Task brief: Write out every line of the material as it stands, apart from the pictures.

Available records:
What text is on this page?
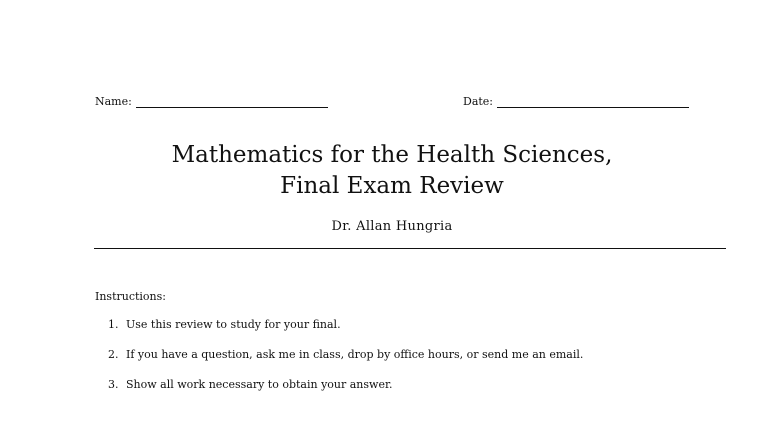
Name:	Date:
Mathematics for the Health Sciences,
Final Exam Review
Dr. Allan Hungria
Instructions:
1. Use this review to study for your final.
2. If you have a question, ask me in class, drop by office hours, or send me an email.
3. Show all work necessary to obtain your answer.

In response:
What text is on this page?
Name:	Date:
Mathematics for the Health Sciences,
Final Exam Review
Dr. Allan Hungria
Instructions:
1. Use this review to study for your final.
2. If you have a question, ask me in class, drop by office hours, or send me an email.
3. Show all work necessary to obtain your answer.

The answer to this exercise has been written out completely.